» **The problem**: Retype all the records with nothing changed.

» **Data shown**:
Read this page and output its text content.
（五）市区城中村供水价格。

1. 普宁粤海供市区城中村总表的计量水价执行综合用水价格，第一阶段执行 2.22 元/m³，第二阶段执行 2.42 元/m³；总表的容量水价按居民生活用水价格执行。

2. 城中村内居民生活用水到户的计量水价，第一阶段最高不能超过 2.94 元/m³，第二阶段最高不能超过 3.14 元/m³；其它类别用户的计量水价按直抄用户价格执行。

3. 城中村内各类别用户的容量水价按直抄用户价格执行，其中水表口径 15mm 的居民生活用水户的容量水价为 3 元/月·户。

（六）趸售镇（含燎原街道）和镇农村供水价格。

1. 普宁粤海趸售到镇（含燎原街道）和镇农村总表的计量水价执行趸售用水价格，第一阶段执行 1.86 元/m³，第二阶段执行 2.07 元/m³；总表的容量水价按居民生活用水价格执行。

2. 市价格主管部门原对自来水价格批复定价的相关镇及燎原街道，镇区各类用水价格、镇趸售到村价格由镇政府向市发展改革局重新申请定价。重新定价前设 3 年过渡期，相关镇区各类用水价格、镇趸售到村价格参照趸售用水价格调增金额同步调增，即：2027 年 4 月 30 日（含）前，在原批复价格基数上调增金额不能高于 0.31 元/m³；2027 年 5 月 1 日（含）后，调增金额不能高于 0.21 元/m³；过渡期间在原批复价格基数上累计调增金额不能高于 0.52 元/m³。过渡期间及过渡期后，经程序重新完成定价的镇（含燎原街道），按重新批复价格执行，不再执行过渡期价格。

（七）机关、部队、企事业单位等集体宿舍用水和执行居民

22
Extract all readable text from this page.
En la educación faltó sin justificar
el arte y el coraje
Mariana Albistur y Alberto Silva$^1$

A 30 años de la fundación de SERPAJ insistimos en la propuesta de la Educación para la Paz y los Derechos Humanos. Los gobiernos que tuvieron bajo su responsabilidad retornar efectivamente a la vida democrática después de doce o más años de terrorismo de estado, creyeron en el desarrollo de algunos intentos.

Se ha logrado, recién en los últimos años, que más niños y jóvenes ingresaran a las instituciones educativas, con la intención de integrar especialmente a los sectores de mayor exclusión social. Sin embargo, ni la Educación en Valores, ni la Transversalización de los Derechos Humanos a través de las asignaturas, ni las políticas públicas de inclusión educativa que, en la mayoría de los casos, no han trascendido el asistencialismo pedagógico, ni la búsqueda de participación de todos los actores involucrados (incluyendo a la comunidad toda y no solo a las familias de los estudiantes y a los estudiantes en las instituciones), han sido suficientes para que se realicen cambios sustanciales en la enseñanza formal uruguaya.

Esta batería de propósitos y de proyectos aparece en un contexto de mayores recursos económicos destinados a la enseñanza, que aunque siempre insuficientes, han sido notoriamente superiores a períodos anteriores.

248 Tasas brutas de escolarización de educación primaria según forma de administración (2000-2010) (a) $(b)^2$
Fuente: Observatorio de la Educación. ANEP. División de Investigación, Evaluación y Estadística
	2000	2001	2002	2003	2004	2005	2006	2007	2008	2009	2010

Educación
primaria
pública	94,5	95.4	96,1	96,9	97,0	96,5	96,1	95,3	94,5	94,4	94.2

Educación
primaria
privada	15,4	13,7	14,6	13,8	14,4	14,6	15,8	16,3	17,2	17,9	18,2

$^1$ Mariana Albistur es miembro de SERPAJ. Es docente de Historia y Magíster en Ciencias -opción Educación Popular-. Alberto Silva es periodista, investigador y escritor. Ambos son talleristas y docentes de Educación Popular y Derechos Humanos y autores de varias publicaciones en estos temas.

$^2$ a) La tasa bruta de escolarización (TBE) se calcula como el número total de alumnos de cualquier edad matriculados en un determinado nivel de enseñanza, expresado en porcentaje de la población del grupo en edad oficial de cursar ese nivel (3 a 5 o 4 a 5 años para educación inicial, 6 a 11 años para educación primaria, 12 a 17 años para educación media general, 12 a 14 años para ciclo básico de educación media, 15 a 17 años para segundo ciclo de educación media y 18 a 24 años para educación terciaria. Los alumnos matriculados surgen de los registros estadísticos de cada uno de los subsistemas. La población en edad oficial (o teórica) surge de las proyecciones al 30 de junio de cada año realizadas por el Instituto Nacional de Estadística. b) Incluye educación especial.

» **Response for this exercise**:
Read this page and output its text content.
（五）市区城中村供水价格。

1. 普宁粤海供市区城中村总表的计量水价执行综合用水价格，第一阶段执行 2.22 元/m³，第二阶段执行 2.42 元/m³；总表的容量水价按居民生活用水价格执行。

2. 城中村内居民生活用水到户的计量水价，第一阶段最高不能超过 2.94 元/m³，第二阶段最高不能超过 3.14 元/m³；其它类别用户的计量水价按直抄用户价格执行。

3. 城中村内各类别用户的容量水价按直抄用户价格执行，其中水表口径 15mm 的居民生活用水户的容量水价为 3 元/月·户。

（六）趸售镇（含燎原街道）和镇农村供水价格。

1. 普宁粤海趸售到镇（含燎原街道）和镇农村总表的计量水价执行趸售用水价格，第一阶段执行 1.86 元/m³，第二阶段执行 2.07 元/m³；总表的容量水价按居民生活用水价格执行。

2. 市价格主管部门原对自来水价格批复定价的相关镇及燎原街道，镇区各类用水价格、镇趸售到村价格由镇政府向市发展改革局重新申请定价。重新定价前设 3 年过渡期，相关镇区各类用水价格、镇趸售到村价格参照趸售用水价格调增金额同步调增，即：2027 年 4 月 30 日（含）前，在原批复价格基数上调增金额不能高于 0.31 元/m³；2027 年 5 月 1 日（含）后，调增金额不能高于 0.21 元/m³；过渡期间在原批复价格基数上累计调增金额不能高于 0.52 元/m³。过渡期间及过渡期后，经程序重新完成定价的镇（含燎原街道），按重新批复价格执行，不再执行过渡期价格。

（七）机关、部队、企事业单位等集体宿舍用水和执行居民

22
Extract all readable text from this page.
En la educación faltó sin justificar
el arte y el coraje
Mariana Albistur y Alberto Silva$^1$

A 30 años de la fundación de SERPAJ insistimos en la propuesta de la Educación para la Paz y los Derechos Humanos. Los gobiernos que tuvieron bajo su responsabilidad retornar efectivamente a la vida democrática después de doce o más años de terrorismo de estado, creyeron en el desarrollo de algunos intentos.

Se ha logrado, recién en los últimos años, que más niños y jóvenes ingresaran a las instituciones educativas, con la intención de integrar especialmente a los sectores de mayor exclusión social. Sin embargo, ni la Educación en Valores, ni la Transversalización de los Derechos Humanos a través de las asignaturas, ni las políticas públicas de inclusión educativa que, en la mayoría de los casos, no han trascendido el asistencialismo pedagógico, ni la búsqueda de participación de todos los actores involucrados (incluyendo a la comunidad toda y no solo a las familias de los estudiantes y a los estudiantes en las instituciones), han sido suficientes para que se realicen cambios sustanciales en la enseñanza formal uruguaya.

Esta batería de propósitos y de proyectos aparece en un contexto de mayores recursos económicos destinados a la enseñanza, que aunque siempre insuficientes, han sido notoriamente superiores a períodos anteriores.

248 Tasas brutas de escolarización de educación primaria según forma de administración (2000-2010) (a) $(b)^2$
Fuente: Observatorio de la Educación. ANEP. División de Investigación, Evaluación y Estadística
	2000	2001	2002	2003	2004	2005	2006	2007	2008	2009	2010

Educación
primaria
pública	94,5	95.4	96,1	96,9	97,0	96,5	96,1	95,3	94,5	94,4	94.2

Educación
primaria
privada	15,4	13,7	14,6	13,8	14,4	14,6	15,8	16,3	17,2	17,9	18,2

$^1$ Mariana Albistur es miembro de SERPAJ. Es docente de Historia y Magíster en Ciencias -opción Educación Popular-. Alberto Silva es periodista, investigador y escritor. Ambos son talleristas y docentes de Educación Popular y Derechos Humanos y autores de varias publicaciones en estos temas.

$^2$ a) La tasa bruta de escolarización (TBE) se calcula como el número total de alumnos de cualquier edad matriculados en un determinado nivel de enseñanza, expresado en porcentaje de la población del grupo en edad oficial de cursar ese nivel (3 a 5 o 4 a 5 años para educación inicial, 6 a 11 años para educación primaria, 12 a 17 años para educación media general, 12 a 14 años para ciclo básico de educación media, 15 a 17 años para segundo ciclo de educación media y 18 a 24 años para educación terciaria. Los alumnos matriculados surgen de los registros estadísticos de cada uno de los subsistemas. La población en edad oficial (o teórica) surge de las proyecciones al 30 de junio de cada año realizadas por el Instituto Nacional de Estadística. b) Incluye educación especial.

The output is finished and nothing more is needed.